JOB: Write out the lines below exactly as they stand, from the line holding "column-header[interactable]: Country —" through the line holding "value-cell: 113.53634 — [386, 546, 532, 589]", including both of those lines. Leave out every other line.

— Start ROWS —

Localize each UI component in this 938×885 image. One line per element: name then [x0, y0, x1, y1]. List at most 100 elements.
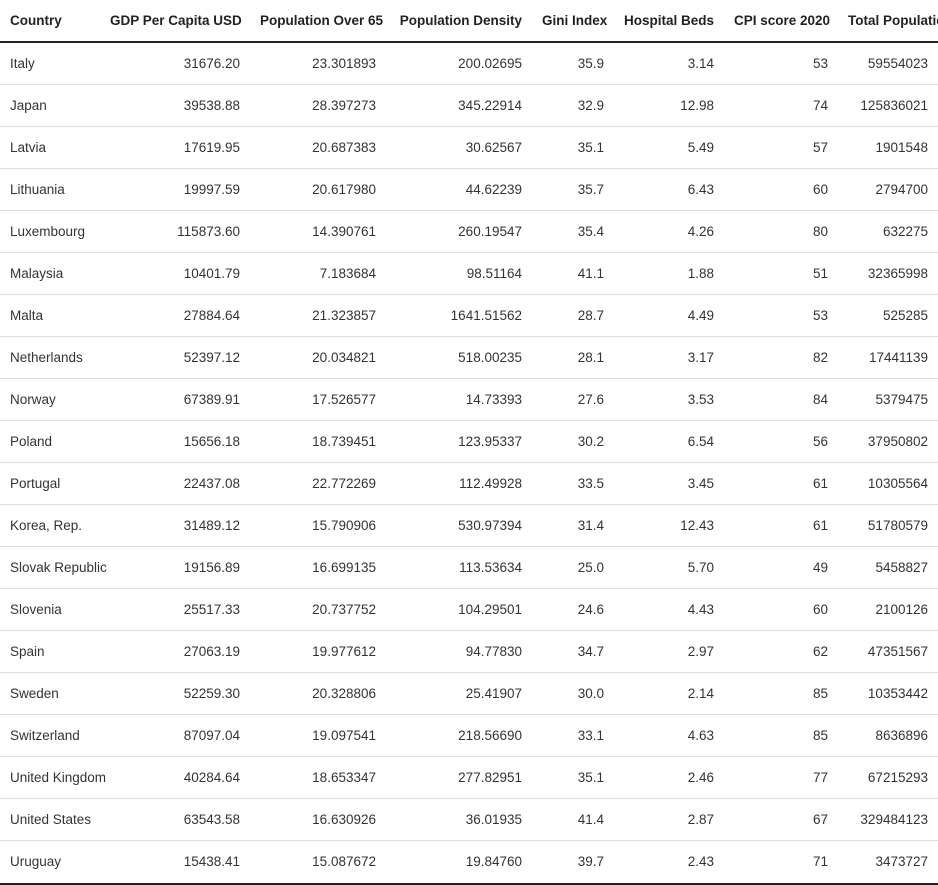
column-header[interactable]: Country — [0, 0, 100, 43]
value-cell: 22437.08 — [100, 462, 250, 505]
value-cell: 28.7 — [532, 294, 614, 337]
value-cell: 67389.91 — [100, 378, 250, 421]
value-cell: 3473727 — [875, 853, 928, 869]
value-cell: 218.56690 — [386, 714, 532, 757]
column-header[interactable]: Population Density — [386, 0, 532, 43]
table-row: Sweden 52259.30 20.328806 25.41907 30.0 2.14 8… — [0, 672, 938, 715]
value-cell: 33.1 — [532, 714, 614, 757]
value-cell: 518.00235 — [386, 336, 532, 379]
value-cell: 112.49928 — [386, 462, 532, 505]
value-cell: 113.53634 — [386, 546, 532, 589]
column-header[interactable]: Hospital Beds — [614, 0, 724, 43]
value-cell: 6.54 — [614, 420, 724, 463]
value-cell: 200.02695 — [386, 42, 532, 85]
value-cell: 60 — [724, 588, 838, 631]
table-row: Slovenia 25517.33 20.737752 104.29501 24.6 4.… — [0, 588, 938, 631]
value-cell: 2794700 — [838, 168, 938, 211]
value-cell: 36.01935 — [386, 798, 532, 841]
country-cell: United Kingdom — [0, 756, 106, 799]
value-cell: 10401.79 — [100, 252, 250, 295]
value-cell: 53 — [724, 42, 838, 85]
value-cell: 2.43 — [687, 853, 714, 869]
country-cell: Korea, Rep. — [0, 504, 100, 547]
value-cell: 15.790906 — [250, 504, 386, 547]
value-cell: 33.5 — [532, 462, 614, 505]
column-header[interactable]: Population Over 65 — [250, 0, 386, 43]
column-header[interactable]: GDP Per Capita USD — [100, 0, 250, 43]
value-cell: 5458827 — [838, 546, 938, 589]
table-row: United States 63543.58 16.630926 36.01935 41… — [0, 798, 938, 841]
value-cell: 3.45 — [614, 462, 724, 505]
value-cell: 35.1 — [532, 126, 614, 169]
value-cell: 87097.04 — [100, 714, 250, 757]
value-cell: 2.87 — [614, 798, 724, 841]
column-header[interactable]: Gini Index — [532, 0, 614, 43]
table-row: Portugal 22437.08 22.772269 112.49928 33.5 3.… — [0, 462, 938, 505]
column-header[interactable]: Total Population — [838, 0, 938, 43]
value-cell: 10305564 — [838, 462, 938, 505]
table-row: Netherlands 52397.12 20.034821 518.00235 28.… — [0, 336, 938, 379]
value-cell: 4.26 — [614, 210, 724, 253]
value-cell: 5379475 — [838, 378, 938, 421]
value-cell: 47351567 — [838, 630, 938, 673]
value-cell: 84 — [724, 378, 838, 421]
table-row: Switzerland 87097.04 19.097541 218.56690 33.… — [0, 714, 938, 757]
value-cell: 67215293 — [838, 756, 938, 799]
value-cell: 125836021 — [838, 84, 938, 127]
country-cell: Slovak Republic — [0, 546, 107, 589]
value-cell: 30.0 — [532, 672, 614, 715]
table-row: Malaysia 10401.79 7.183684 98.51164 41.1 1.88… — [0, 252, 938, 295]
value-cell: 4.63 — [614, 714, 724, 757]
country-cell: Italy — [0, 42, 100, 85]
value-cell: 80 — [724, 210, 838, 253]
value-cell: 40284.64 — [100, 756, 250, 799]
value-cell: 260.19547 — [386, 210, 532, 253]
value-cell: 12.98 — [614, 84, 724, 127]
value-cell: 3.17 — [614, 336, 724, 379]
value-cell: 15.087672 — [312, 853, 376, 869]
value-cell: 62 — [724, 630, 838, 673]
value-cell: 18.653347 — [250, 756, 386, 799]
value-cell: 82 — [724, 336, 838, 379]
value-cell: 94.77830 — [386, 630, 532, 673]
value-cell: 37950802 — [838, 420, 938, 463]
value-cell: 30.2 — [532, 420, 614, 463]
table-row: Lithuania 19997.59 20.617980 44.62239 35.7 6.… — [0, 168, 938, 211]
table-row: Poland 15656.18 18.739451 123.95337 30.2 6.54… — [0, 420, 938, 463]
value-cell: 39.7 — [577, 853, 604, 869]
value-cell: 49 — [724, 546, 838, 589]
value-cell: 4.49 — [614, 294, 724, 337]
value-cell: 20.737752 — [250, 588, 386, 631]
value-cell: 5.70 — [614, 546, 724, 589]
value-cell: 51780579 — [838, 504, 938, 547]
table-row: Uruguay 15438.41 15.087672 19.84760 39.7 2.43… — [0, 840, 938, 882]
value-cell: 27063.19 — [100, 630, 250, 673]
country-cell: Poland — [0, 420, 100, 463]
value-cell: 19.977612 — [250, 630, 386, 673]
value-cell: 28.397273 — [250, 84, 386, 127]
value-cell: 17619.95 — [100, 126, 250, 169]
value-cell: 85 — [724, 714, 838, 757]
value-cell: 2.14 — [614, 672, 724, 715]
value-cell: 22.772269 — [250, 462, 386, 505]
value-cell: 4.43 — [614, 588, 724, 631]
value-cell: 1901548 — [838, 126, 938, 169]
table-header: Country GDP Per Capita USD Population Over… — [0, 0, 938, 43]
table-body: Italy 31676.20 23.301893 200.02695 35.9 3.14 5… — [0, 42, 938, 882]
value-cell: 31676.20 — [100, 42, 250, 85]
value-cell: 35.1 — [532, 756, 614, 799]
value-cell: 52397.12 — [100, 336, 250, 379]
value-cell: 7.183684 — [250, 252, 386, 295]
value-cell: 57 — [724, 126, 838, 169]
value-cell: 329484123 — [838, 798, 938, 841]
value-cell: 1641.51562 — [386, 294, 532, 337]
value-cell: 41.1 — [532, 252, 614, 295]
value-cell: 123.95337 — [386, 420, 532, 463]
country-cell: Latvia — [0, 126, 100, 169]
value-cell: 61 — [724, 462, 838, 505]
value-cell: 2.97 — [614, 630, 724, 673]
value-cell: 71 — [812, 853, 828, 869]
country-cell: United States — [0, 798, 100, 841]
value-cell: 61 — [724, 504, 838, 547]
column-header[interactable]: CPI score 2020 — [724, 0, 838, 43]
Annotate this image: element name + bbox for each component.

— End ROWS —

EXPECTED OUTPUT:
column-header[interactable]: Country — [0, 0, 100, 43]
value-cell: 22437.08 — [100, 462, 250, 505]
value-cell: 28.7 — [532, 294, 614, 337]
value-cell: 67389.91 — [100, 378, 250, 421]
value-cell: 3473727 — [875, 853, 928, 869]
value-cell: 218.56690 — [386, 714, 532, 757]
column-header[interactable]: Population Density — [386, 0, 532, 43]
table-row: Sweden 52259.30 20.328806 25.41907 30.0 2.14 8… — [0, 672, 938, 715]
value-cell: 33.1 — [532, 714, 614, 757]
value-cell: 518.00235 — [386, 336, 532, 379]
value-cell: 112.49928 — [386, 462, 532, 505]
value-cell: 113.53634 — [386, 546, 532, 589]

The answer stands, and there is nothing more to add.